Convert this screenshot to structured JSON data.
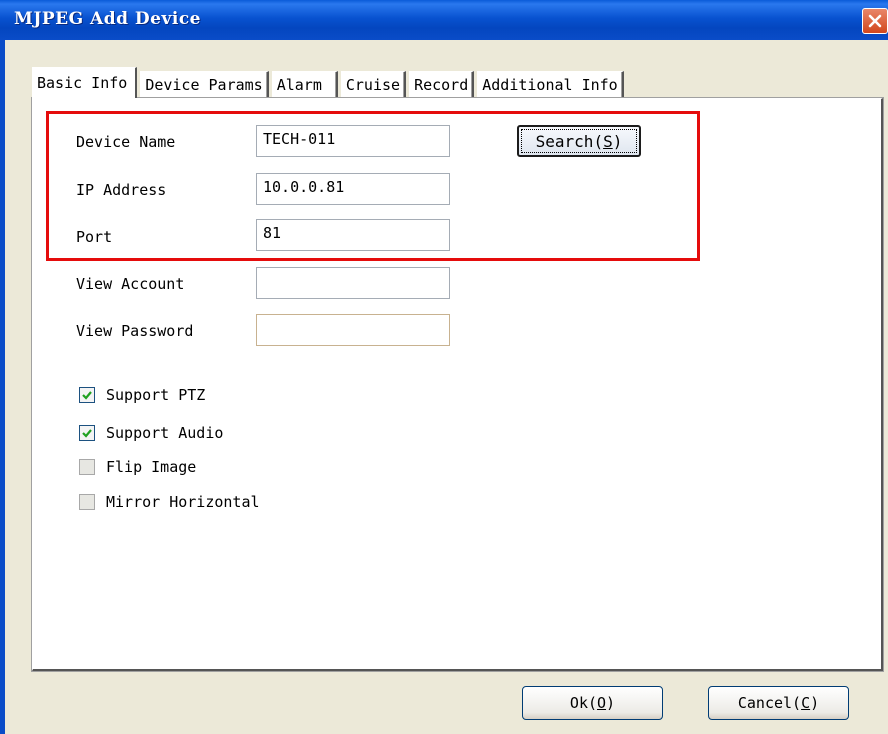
{
  "window": {
    "title": "MJPEG Add Device",
    "close_icon": "close-icon"
  },
  "tabs": [
    {
      "label": "Basic Info",
      "active": true
    },
    {
      "label": "Device Params",
      "active": false
    },
    {
      "label": "Alarm",
      "active": false
    },
    {
      "label": "Cruise",
      "active": false
    },
    {
      "label": "Record",
      "active": false
    },
    {
      "label": "Additional Info",
      "active": false
    }
  ],
  "form": {
    "device_name_label": "Device Name",
    "device_name_value": "TECH-011",
    "ip_label": "IP Address",
    "ip_value": "10.0.0.81",
    "port_label": "Port",
    "port_value": "81",
    "view_account_label": "View Account",
    "view_account_value": "",
    "view_password_label": "View Password",
    "view_password_value": "",
    "search_label": "Search",
    "search_hotkey": "S"
  },
  "options": [
    {
      "label": "Support PTZ",
      "checked": true
    },
    {
      "label": "Support Audio",
      "checked": true
    },
    {
      "label": "Flip Image",
      "checked": false
    },
    {
      "label": "Mirror Horizontal",
      "checked": false
    }
  ],
  "buttons": {
    "ok_label": "Ok",
    "ok_hotkey": "O",
    "cancel_label": "Cancel",
    "cancel_hotkey": "C"
  },
  "colors": {
    "highlight": "#e50c0c",
    "titlebar": "#0852d0",
    "check": "#21a121"
  }
}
........
● **WHAT NEEDS TO BE DONE**: Reproduce the whole listing exactly, but not the images in it.

● **WORKED ANSWER**:
Convert this screenshot to structured JSON data.
{
  "window": {
    "title": "MJPEG Add Device",
    "close_icon": "close-icon"
  },
  "tabs": [
    {
      "label": "Basic Info",
      "active": true
    },
    {
      "label": "Device Params",
      "active": false
    },
    {
      "label": "Alarm",
      "active": false
    },
    {
      "label": "Cruise",
      "active": false
    },
    {
      "label": "Record",
      "active": false
    },
    {
      "label": "Additional Info",
      "active": false
    }
  ],
  "form": {
    "device_name_label": "Device Name",
    "device_name_value": "TECH-011",
    "ip_label": "IP Address",
    "ip_value": "10.0.0.81",
    "port_label": "Port",
    "port_value": "81",
    "view_account_label": "View Account",
    "view_account_value": "",
    "view_password_label": "View Password",
    "view_password_value": "",
    "search_label": "Search",
    "search_hotkey": "S"
  },
  "options": [
    {
      "label": "Support PTZ",
      "checked": true
    },
    {
      "label": "Support Audio",
      "checked": true
    },
    {
      "label": "Flip Image",
      "checked": false
    },
    {
      "label": "Mirror Horizontal",
      "checked": false
    }
  ],
  "buttons": {
    "ok_label": "Ok",
    "ok_hotkey": "O",
    "cancel_label": "Cancel",
    "cancel_hotkey": "C"
  },
  "colors": {
    "highlight": "#e50c0c",
    "titlebar": "#0852d0",
    "check": "#21a121"
  }
}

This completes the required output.